Below are some entries. Copy each line that holds the string "title".
● ● ● ●
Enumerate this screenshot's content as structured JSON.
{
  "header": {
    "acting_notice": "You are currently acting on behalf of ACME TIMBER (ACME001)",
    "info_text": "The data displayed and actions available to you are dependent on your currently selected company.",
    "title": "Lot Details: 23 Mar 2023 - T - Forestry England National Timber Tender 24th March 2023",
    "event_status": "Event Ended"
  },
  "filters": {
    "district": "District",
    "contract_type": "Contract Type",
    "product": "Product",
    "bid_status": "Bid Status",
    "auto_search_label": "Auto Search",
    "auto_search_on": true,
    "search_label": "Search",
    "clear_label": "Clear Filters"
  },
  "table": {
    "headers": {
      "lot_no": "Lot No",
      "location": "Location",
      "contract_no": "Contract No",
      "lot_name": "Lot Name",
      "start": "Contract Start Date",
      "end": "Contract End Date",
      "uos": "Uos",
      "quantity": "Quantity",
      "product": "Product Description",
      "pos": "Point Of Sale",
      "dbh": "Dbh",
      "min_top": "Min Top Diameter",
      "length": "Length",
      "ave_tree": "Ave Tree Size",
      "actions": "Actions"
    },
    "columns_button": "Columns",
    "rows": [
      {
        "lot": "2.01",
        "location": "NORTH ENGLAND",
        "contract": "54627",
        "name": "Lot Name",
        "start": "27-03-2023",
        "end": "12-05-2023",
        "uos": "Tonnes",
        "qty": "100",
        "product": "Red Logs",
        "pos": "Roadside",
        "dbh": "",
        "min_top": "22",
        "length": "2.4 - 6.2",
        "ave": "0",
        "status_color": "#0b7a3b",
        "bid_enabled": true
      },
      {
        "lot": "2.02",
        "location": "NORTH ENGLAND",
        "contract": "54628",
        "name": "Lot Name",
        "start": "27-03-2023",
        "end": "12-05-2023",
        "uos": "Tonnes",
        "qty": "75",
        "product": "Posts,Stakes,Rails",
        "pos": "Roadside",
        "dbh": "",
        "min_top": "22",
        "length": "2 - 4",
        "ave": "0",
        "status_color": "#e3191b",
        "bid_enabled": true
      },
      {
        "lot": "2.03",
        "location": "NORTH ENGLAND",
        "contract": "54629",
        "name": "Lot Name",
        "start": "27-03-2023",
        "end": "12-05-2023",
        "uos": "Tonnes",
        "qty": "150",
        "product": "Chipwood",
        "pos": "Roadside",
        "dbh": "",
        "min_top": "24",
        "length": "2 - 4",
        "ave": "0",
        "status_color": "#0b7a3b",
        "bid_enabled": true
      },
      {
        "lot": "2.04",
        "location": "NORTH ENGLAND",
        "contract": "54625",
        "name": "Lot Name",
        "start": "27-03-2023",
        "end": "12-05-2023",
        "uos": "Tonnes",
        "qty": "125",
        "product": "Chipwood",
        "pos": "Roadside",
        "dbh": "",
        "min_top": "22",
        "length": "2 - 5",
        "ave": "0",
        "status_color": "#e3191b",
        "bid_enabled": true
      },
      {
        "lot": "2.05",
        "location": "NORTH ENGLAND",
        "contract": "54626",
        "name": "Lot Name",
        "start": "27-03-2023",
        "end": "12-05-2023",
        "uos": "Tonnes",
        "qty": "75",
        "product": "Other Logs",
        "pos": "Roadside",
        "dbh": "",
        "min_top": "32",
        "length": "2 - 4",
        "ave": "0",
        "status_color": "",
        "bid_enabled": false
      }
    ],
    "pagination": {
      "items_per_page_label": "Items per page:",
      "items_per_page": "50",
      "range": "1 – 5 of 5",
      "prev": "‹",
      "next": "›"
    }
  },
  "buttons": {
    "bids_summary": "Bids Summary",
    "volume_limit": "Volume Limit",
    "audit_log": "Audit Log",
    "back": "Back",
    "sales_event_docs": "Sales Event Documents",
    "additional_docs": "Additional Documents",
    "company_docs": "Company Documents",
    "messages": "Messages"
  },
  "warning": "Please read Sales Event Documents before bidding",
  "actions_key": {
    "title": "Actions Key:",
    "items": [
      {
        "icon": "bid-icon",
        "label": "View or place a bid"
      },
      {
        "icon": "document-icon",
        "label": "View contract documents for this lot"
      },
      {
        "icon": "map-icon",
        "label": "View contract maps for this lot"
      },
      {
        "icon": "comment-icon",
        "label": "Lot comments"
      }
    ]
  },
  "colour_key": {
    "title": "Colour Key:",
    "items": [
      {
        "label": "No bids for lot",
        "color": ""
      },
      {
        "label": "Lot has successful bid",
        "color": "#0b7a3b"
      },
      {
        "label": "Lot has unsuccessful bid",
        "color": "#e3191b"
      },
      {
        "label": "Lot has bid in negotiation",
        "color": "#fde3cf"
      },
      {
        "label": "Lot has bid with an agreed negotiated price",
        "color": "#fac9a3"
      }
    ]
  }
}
● ● ● ●
◆ Exercise solution:
    "title": "Lot Details: 23 Mar 2023 - T - Forestry England National Timber Tender 24th March 2023",
    "title": "Actions Key:",
    "title": "Colour Key:",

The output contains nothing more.